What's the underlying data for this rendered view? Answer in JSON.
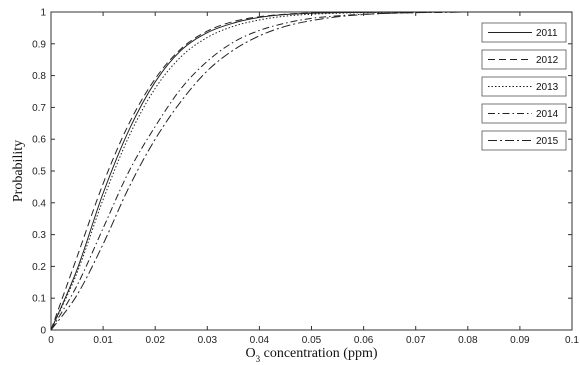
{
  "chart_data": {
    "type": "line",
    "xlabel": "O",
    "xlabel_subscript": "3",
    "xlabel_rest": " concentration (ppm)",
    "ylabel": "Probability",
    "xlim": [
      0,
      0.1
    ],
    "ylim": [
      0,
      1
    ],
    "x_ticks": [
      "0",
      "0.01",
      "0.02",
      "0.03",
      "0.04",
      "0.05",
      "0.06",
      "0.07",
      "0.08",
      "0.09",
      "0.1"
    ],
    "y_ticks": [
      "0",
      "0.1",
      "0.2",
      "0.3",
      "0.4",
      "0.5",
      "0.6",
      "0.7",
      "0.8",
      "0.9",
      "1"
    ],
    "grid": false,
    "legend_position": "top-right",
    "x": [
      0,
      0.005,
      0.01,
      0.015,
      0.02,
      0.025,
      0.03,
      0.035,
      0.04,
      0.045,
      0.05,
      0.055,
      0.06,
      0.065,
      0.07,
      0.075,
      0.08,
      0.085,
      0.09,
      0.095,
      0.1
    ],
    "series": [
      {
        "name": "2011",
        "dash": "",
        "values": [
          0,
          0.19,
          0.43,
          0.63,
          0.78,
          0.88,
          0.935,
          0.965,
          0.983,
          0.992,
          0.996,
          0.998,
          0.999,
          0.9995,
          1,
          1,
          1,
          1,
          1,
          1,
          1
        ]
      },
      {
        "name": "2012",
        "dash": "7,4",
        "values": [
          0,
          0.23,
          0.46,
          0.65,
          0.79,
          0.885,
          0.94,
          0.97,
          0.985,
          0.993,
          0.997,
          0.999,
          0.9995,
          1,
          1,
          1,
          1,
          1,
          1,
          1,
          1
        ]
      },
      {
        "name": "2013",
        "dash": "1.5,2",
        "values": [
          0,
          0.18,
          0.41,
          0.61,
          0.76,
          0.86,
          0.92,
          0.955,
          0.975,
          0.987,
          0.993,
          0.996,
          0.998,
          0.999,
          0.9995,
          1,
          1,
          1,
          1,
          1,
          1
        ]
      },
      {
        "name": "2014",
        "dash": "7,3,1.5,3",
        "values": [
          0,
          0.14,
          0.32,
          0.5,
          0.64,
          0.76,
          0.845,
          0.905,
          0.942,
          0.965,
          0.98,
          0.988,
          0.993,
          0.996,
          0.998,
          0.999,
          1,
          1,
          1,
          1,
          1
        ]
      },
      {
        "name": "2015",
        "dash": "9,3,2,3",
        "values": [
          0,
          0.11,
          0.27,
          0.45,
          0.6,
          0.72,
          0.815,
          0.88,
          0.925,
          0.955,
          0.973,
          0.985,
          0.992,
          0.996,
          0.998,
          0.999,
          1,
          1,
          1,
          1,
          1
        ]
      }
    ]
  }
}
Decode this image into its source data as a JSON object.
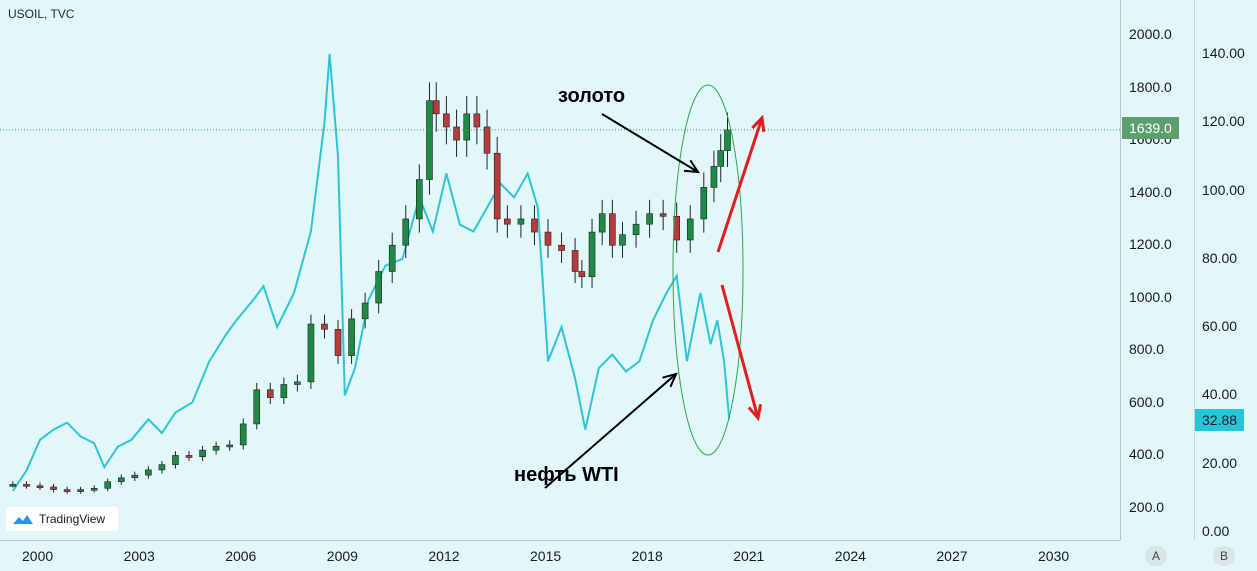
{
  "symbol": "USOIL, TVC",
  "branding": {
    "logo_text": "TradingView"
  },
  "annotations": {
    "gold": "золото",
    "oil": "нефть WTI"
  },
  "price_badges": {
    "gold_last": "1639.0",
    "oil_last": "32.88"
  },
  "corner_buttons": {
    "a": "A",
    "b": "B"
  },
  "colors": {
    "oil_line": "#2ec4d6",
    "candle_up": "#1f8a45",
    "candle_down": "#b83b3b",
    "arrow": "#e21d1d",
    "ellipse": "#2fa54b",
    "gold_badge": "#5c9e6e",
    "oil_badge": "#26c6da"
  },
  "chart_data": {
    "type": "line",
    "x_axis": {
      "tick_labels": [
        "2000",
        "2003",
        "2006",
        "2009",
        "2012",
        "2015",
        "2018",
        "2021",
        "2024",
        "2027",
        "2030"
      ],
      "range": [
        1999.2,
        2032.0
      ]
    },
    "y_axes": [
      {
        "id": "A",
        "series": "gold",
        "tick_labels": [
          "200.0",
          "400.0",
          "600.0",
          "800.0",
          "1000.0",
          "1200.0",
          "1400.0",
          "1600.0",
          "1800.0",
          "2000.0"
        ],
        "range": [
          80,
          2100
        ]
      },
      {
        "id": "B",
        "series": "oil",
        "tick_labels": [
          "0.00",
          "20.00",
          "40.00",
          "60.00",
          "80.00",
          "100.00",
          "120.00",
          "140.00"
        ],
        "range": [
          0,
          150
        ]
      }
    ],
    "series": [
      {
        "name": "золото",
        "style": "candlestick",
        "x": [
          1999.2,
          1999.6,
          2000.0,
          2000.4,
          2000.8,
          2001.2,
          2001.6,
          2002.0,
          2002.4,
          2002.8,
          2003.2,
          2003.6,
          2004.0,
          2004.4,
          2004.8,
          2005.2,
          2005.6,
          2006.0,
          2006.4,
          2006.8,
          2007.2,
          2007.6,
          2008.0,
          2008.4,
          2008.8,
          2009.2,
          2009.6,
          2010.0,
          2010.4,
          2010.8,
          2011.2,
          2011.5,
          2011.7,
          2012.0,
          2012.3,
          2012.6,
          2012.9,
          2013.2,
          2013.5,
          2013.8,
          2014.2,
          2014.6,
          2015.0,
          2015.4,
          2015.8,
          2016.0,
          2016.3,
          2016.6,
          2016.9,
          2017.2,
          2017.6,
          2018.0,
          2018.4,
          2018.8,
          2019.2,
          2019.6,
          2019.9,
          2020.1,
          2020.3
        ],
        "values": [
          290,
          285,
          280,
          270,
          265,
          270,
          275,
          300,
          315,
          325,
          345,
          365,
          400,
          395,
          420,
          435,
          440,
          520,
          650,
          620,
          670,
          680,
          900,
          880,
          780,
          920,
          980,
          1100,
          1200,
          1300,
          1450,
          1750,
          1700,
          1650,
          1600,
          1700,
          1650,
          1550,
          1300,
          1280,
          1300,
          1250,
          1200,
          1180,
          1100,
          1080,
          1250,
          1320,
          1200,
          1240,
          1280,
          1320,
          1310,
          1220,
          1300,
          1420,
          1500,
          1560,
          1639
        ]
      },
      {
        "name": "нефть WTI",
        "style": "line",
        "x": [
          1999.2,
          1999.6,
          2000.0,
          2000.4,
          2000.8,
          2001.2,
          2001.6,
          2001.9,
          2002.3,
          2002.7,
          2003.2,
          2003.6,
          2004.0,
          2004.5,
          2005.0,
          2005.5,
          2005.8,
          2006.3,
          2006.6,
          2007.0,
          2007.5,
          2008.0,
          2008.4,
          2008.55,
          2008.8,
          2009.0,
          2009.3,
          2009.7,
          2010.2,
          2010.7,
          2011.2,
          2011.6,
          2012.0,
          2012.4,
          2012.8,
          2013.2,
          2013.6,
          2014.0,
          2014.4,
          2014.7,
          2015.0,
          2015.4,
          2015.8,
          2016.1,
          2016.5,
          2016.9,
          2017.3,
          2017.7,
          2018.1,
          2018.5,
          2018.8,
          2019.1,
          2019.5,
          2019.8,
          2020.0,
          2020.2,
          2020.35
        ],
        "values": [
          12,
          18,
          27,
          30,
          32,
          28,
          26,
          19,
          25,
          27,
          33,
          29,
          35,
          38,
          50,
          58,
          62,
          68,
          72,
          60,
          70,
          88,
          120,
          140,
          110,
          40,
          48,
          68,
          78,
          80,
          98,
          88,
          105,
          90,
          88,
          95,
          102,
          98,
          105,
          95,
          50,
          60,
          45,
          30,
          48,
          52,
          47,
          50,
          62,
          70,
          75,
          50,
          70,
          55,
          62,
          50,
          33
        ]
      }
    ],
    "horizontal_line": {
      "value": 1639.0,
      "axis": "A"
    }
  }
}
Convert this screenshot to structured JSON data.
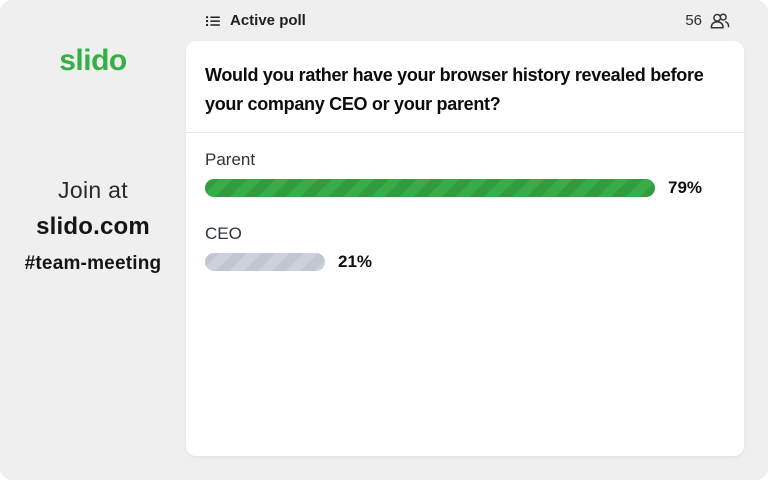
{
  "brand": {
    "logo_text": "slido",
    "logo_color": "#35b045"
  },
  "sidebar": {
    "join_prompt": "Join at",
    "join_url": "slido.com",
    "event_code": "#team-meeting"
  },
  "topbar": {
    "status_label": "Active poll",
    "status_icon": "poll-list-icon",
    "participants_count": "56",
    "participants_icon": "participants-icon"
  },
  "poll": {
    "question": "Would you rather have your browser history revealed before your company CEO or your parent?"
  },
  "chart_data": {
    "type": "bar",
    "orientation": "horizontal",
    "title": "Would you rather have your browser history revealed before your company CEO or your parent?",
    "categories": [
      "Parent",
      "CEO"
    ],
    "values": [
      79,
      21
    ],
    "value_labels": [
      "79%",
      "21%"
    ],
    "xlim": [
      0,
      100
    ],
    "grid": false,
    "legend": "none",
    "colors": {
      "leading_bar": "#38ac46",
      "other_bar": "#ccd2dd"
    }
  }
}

——————————

### Description of the task
Locate each line with the word "company" and copy it.

### The result
    "question": "Would you rather have your browser history revealed before your company CEO or your parent?"
    "title": "Would you rather have your browser history revealed before your company CEO or your parent?",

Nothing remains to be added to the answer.